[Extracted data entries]
# # # # #

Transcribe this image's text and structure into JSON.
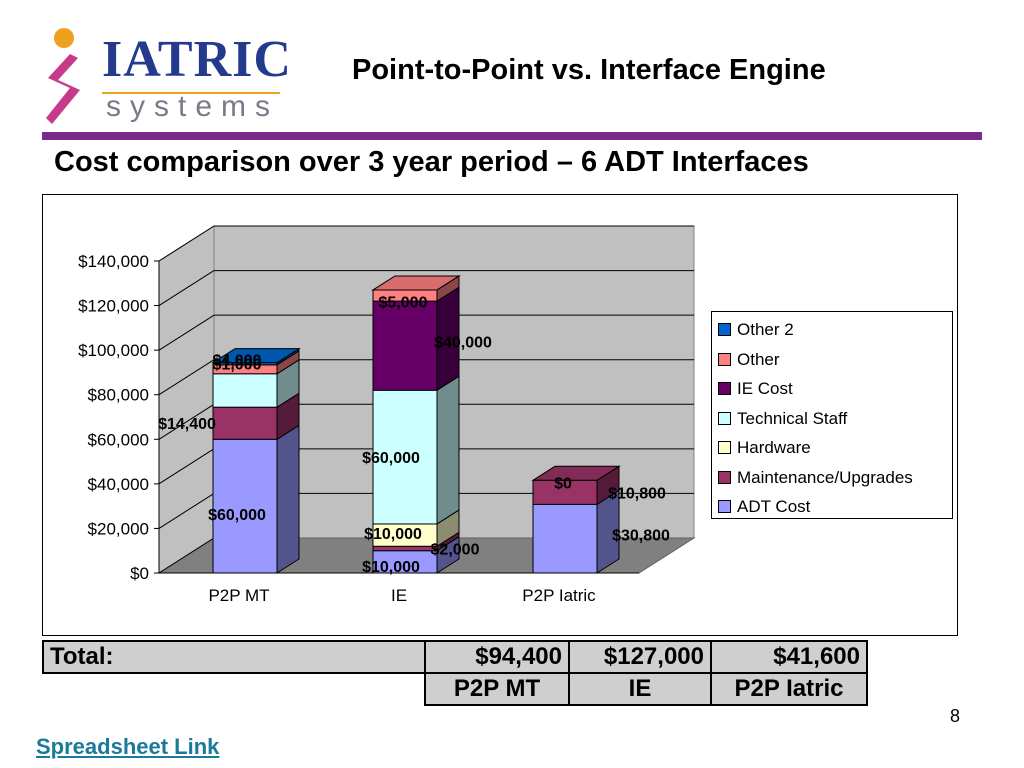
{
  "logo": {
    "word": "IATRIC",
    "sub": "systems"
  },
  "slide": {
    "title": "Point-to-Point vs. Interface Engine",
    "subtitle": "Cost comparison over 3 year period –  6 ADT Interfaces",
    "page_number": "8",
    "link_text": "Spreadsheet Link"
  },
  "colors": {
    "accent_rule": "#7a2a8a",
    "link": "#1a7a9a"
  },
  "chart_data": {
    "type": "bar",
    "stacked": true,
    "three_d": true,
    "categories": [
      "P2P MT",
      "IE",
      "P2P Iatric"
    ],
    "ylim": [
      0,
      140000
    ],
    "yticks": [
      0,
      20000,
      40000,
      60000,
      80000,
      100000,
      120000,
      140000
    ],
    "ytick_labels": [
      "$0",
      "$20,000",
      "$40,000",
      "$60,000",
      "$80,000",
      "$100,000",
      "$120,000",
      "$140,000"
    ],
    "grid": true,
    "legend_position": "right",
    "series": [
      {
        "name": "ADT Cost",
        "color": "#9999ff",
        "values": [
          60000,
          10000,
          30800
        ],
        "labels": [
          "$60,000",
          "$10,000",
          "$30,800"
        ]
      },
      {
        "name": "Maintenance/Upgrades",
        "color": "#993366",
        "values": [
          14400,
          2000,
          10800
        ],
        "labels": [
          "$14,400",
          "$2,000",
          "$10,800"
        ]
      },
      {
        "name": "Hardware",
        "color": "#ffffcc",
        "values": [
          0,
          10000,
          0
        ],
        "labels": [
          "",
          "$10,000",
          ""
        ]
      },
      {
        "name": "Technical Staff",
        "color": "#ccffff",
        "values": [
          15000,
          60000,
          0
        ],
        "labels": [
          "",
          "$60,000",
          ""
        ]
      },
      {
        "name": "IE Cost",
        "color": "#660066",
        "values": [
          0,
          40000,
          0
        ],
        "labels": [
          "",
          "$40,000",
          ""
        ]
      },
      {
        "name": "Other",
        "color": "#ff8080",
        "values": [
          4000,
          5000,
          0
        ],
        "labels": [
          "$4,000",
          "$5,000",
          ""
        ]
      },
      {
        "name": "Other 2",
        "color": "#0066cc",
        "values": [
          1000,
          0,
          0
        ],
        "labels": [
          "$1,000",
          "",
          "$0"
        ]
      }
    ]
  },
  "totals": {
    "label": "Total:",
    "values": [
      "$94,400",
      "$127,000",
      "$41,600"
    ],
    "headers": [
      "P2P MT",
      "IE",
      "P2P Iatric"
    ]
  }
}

# # # # #

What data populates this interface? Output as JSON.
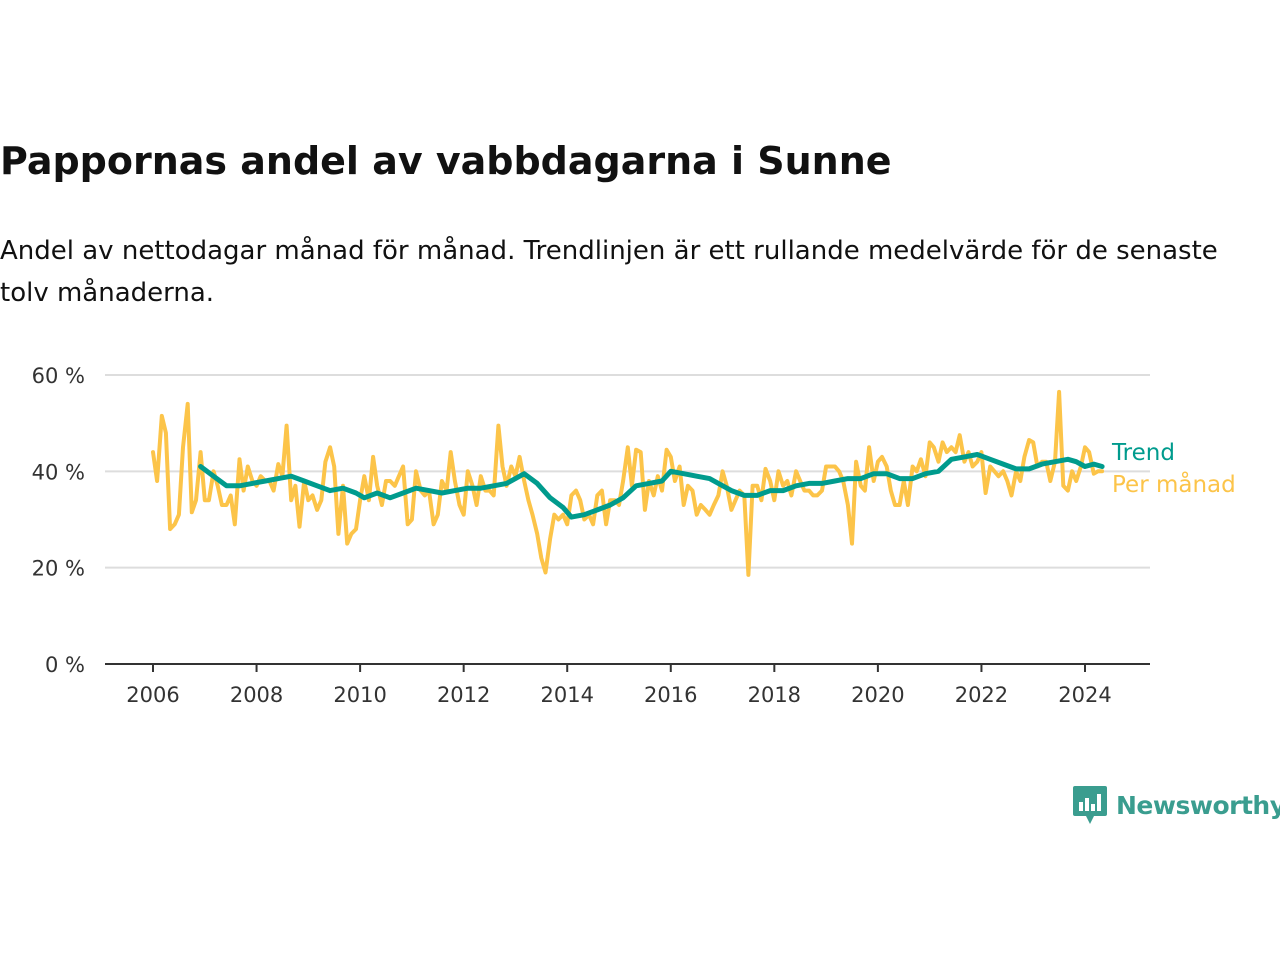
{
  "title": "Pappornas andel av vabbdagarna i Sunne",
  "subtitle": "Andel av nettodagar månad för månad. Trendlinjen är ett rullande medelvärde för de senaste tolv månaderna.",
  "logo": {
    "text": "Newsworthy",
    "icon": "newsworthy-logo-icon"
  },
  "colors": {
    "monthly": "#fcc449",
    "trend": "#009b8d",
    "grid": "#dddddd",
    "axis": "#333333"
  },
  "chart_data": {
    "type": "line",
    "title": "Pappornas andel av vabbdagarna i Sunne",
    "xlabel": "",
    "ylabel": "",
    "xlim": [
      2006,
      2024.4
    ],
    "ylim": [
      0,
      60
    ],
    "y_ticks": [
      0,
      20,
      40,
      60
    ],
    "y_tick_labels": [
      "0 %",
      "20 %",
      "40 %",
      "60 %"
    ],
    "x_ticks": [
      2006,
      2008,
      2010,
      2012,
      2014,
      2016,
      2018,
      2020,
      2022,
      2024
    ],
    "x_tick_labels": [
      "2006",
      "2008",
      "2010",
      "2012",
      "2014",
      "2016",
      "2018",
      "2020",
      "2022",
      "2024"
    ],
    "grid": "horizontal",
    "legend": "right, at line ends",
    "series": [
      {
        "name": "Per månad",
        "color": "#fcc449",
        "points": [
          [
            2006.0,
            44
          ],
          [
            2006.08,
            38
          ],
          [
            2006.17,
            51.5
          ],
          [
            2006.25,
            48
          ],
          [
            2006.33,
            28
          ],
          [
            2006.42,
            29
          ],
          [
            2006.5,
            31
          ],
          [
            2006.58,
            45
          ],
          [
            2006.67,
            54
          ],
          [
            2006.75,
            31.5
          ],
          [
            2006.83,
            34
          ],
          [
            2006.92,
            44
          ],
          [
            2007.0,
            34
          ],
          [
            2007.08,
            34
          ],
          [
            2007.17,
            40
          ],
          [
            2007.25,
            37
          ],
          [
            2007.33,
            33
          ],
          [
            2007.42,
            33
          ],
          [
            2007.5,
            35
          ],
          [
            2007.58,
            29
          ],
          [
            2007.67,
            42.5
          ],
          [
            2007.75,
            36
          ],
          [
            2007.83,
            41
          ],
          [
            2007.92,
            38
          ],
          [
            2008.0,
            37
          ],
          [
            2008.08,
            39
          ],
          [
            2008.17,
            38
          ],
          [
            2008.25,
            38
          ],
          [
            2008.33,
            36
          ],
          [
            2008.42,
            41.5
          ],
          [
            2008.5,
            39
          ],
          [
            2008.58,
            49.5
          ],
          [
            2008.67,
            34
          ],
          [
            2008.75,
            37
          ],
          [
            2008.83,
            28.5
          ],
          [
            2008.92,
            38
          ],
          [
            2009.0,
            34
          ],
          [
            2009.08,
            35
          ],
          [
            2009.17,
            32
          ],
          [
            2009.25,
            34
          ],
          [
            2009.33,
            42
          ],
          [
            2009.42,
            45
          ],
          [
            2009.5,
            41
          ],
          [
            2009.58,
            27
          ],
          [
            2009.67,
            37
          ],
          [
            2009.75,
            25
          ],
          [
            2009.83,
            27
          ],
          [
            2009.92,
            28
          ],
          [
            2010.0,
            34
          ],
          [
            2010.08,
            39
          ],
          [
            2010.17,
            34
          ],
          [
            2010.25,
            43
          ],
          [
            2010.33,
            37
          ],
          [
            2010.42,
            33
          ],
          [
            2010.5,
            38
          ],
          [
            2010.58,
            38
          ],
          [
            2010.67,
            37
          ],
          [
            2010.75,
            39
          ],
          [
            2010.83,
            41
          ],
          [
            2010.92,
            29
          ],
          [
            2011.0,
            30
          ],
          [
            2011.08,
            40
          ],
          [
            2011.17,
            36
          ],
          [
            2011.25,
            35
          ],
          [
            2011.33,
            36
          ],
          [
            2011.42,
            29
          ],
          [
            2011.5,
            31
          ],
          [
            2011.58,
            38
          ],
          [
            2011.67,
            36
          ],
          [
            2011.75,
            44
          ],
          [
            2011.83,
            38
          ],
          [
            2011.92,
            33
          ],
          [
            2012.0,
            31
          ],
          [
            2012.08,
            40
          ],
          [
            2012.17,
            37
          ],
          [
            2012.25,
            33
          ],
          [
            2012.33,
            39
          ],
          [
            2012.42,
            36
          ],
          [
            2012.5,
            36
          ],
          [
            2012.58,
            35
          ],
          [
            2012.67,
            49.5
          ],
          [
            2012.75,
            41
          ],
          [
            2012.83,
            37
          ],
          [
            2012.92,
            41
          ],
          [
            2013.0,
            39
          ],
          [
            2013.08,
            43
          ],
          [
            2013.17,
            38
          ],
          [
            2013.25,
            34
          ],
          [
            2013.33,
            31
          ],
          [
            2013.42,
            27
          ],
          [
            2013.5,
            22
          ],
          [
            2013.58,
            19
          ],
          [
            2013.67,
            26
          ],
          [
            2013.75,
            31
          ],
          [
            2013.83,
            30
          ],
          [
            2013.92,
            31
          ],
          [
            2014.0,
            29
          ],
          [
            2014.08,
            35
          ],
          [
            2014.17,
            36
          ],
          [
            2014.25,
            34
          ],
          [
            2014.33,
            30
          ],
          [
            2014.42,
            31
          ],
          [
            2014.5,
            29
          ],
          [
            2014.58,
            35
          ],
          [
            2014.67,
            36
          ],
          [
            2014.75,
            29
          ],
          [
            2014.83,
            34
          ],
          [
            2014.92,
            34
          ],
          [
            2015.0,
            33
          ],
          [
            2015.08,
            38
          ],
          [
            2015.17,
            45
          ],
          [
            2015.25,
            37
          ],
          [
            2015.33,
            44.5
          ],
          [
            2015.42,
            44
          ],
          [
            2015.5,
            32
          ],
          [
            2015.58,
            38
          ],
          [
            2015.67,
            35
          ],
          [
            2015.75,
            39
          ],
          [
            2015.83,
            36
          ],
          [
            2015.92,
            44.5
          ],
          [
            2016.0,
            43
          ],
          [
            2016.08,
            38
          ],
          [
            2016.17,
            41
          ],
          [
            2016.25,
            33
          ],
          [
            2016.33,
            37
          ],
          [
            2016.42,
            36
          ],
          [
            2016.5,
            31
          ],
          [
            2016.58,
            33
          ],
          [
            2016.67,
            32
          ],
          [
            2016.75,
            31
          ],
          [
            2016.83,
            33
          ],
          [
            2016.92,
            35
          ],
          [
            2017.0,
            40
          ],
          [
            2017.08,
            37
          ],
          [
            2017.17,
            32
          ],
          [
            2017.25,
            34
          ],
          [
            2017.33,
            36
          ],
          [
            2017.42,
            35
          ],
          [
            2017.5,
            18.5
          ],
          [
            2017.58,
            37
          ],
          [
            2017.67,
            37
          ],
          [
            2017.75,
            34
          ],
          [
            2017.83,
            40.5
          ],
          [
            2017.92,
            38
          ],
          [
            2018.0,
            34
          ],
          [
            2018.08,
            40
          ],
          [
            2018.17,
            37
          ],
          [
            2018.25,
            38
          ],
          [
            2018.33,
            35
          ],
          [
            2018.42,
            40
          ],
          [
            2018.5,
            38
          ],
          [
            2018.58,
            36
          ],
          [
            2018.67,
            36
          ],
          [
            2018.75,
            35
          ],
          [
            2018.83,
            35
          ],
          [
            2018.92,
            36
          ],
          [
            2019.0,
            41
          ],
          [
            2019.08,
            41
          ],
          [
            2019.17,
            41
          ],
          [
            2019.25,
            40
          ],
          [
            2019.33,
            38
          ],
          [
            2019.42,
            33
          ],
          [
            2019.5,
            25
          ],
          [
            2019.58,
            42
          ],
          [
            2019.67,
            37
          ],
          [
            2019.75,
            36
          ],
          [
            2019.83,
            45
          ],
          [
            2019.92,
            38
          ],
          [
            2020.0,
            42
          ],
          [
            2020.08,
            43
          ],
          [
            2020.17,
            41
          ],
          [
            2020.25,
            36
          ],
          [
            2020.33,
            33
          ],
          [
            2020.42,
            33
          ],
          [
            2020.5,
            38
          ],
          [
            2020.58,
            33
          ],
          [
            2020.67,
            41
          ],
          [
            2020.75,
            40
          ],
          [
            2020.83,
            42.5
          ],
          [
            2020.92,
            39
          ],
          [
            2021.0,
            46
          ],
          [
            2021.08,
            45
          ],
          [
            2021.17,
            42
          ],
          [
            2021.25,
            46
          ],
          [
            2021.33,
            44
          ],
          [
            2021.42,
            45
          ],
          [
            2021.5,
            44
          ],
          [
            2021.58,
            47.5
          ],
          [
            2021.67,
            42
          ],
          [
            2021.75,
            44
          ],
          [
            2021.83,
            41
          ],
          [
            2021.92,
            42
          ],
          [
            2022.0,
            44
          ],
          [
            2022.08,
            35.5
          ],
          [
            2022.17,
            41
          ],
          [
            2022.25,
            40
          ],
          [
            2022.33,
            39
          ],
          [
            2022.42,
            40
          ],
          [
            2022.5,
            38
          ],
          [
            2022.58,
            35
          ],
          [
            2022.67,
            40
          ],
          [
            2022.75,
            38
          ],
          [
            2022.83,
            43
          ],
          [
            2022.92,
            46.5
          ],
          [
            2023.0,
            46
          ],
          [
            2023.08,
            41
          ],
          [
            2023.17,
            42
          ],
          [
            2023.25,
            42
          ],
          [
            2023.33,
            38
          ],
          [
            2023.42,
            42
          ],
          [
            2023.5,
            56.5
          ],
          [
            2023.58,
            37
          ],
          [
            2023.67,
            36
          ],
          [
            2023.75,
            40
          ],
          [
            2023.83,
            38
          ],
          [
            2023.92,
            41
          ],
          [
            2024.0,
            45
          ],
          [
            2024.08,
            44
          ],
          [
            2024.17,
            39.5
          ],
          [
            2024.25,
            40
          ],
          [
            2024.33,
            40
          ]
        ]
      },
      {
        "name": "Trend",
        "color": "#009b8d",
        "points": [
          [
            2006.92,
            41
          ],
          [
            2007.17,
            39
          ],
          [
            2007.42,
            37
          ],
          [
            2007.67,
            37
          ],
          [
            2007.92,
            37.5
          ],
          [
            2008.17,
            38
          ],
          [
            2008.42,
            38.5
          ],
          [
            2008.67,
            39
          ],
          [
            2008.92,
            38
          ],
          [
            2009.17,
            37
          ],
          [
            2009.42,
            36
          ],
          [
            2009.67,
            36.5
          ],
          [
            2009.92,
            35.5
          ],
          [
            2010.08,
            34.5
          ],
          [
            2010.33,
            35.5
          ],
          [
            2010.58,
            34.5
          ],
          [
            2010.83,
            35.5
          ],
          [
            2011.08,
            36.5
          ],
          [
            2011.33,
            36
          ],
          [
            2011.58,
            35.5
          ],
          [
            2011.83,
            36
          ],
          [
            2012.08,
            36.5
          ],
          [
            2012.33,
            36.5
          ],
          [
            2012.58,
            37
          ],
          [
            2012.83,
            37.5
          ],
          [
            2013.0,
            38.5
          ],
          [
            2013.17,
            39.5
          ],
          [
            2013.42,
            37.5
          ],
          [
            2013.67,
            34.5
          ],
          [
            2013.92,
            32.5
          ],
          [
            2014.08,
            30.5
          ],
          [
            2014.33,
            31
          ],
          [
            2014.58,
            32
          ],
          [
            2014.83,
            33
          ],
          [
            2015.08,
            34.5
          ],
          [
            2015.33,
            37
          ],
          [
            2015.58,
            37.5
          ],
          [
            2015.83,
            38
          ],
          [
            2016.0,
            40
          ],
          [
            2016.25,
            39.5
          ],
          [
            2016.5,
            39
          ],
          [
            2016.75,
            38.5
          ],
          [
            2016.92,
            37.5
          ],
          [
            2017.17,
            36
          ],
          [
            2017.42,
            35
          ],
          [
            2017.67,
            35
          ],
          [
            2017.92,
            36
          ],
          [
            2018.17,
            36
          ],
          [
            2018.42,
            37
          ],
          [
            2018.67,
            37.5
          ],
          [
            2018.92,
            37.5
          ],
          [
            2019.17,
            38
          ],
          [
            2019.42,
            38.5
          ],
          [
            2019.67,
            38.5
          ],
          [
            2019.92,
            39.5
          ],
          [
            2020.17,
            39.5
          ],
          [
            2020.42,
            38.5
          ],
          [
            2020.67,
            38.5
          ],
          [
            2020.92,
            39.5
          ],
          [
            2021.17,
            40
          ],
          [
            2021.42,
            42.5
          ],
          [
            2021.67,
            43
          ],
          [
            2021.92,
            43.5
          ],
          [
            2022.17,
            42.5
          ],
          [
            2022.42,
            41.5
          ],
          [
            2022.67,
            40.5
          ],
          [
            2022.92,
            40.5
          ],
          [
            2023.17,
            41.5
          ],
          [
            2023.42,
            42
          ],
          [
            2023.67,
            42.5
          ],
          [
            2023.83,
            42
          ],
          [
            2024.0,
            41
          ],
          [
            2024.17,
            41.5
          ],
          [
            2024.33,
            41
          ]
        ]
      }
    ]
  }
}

# # # # #

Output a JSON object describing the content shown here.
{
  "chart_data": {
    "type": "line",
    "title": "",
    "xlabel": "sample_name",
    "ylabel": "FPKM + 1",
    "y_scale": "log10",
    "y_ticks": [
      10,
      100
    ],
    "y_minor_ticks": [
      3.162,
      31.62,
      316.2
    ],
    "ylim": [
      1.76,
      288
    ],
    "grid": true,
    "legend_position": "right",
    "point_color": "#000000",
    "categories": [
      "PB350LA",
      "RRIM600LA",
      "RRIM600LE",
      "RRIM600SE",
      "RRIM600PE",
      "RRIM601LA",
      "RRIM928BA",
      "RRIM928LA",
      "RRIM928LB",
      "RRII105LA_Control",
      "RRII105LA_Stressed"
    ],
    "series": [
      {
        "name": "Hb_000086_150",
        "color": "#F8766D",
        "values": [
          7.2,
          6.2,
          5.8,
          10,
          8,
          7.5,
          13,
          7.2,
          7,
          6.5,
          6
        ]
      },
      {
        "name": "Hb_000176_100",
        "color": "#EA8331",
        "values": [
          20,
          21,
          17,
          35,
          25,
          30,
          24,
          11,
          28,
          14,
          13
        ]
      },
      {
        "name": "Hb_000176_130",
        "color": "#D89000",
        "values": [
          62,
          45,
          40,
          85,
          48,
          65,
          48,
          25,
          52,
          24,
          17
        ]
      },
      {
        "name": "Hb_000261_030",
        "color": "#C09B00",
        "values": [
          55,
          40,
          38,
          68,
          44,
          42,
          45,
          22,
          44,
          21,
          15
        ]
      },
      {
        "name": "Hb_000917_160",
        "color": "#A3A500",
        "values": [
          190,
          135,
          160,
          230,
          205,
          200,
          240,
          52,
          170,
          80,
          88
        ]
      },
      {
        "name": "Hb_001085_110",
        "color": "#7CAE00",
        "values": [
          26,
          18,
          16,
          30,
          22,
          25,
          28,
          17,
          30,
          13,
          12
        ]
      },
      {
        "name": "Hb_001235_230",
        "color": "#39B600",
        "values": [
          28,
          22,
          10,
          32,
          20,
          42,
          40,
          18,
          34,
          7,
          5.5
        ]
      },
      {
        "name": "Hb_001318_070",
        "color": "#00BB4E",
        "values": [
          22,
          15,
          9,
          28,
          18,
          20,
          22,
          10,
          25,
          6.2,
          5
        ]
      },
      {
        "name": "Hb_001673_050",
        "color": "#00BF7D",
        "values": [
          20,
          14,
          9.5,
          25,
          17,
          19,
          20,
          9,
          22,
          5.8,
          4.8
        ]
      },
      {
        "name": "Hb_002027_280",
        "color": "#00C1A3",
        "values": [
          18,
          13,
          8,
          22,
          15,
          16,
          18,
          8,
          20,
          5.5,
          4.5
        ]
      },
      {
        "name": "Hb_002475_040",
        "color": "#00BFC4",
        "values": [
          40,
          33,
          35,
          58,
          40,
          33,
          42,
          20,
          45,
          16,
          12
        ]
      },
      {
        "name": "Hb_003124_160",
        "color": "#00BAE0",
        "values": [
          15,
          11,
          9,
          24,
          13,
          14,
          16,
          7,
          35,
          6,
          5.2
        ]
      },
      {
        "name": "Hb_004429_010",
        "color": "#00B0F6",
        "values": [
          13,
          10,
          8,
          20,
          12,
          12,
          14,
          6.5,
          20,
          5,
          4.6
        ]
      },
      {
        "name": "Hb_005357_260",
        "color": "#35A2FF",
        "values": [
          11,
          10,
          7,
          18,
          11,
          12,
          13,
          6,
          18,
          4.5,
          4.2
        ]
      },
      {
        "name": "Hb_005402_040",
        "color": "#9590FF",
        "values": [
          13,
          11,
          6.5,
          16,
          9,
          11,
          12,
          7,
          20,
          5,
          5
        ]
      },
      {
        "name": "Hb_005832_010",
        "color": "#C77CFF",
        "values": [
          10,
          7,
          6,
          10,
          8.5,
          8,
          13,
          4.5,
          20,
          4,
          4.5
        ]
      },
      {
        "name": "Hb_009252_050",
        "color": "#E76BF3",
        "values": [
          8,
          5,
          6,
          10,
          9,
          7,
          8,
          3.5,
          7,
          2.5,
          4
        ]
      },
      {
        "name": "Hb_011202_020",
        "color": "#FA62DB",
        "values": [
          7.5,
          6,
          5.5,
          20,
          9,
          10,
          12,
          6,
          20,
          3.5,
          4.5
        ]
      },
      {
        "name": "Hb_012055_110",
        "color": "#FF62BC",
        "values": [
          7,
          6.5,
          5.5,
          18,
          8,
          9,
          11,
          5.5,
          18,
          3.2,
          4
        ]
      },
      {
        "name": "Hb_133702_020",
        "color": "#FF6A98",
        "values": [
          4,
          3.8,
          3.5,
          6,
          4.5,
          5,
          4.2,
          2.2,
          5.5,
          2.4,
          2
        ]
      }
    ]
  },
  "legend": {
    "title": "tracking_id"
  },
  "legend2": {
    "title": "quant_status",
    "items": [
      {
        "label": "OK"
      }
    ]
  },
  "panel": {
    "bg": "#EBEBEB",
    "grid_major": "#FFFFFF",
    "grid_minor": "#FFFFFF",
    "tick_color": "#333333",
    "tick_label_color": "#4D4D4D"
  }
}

# # # # #

DIRECTIVE:
List each line in the listing that contains the string "true".

FINISHED ANSWER:
    "stacked": true,
    "three_d": true,
    "grid": true,
    "grid": true,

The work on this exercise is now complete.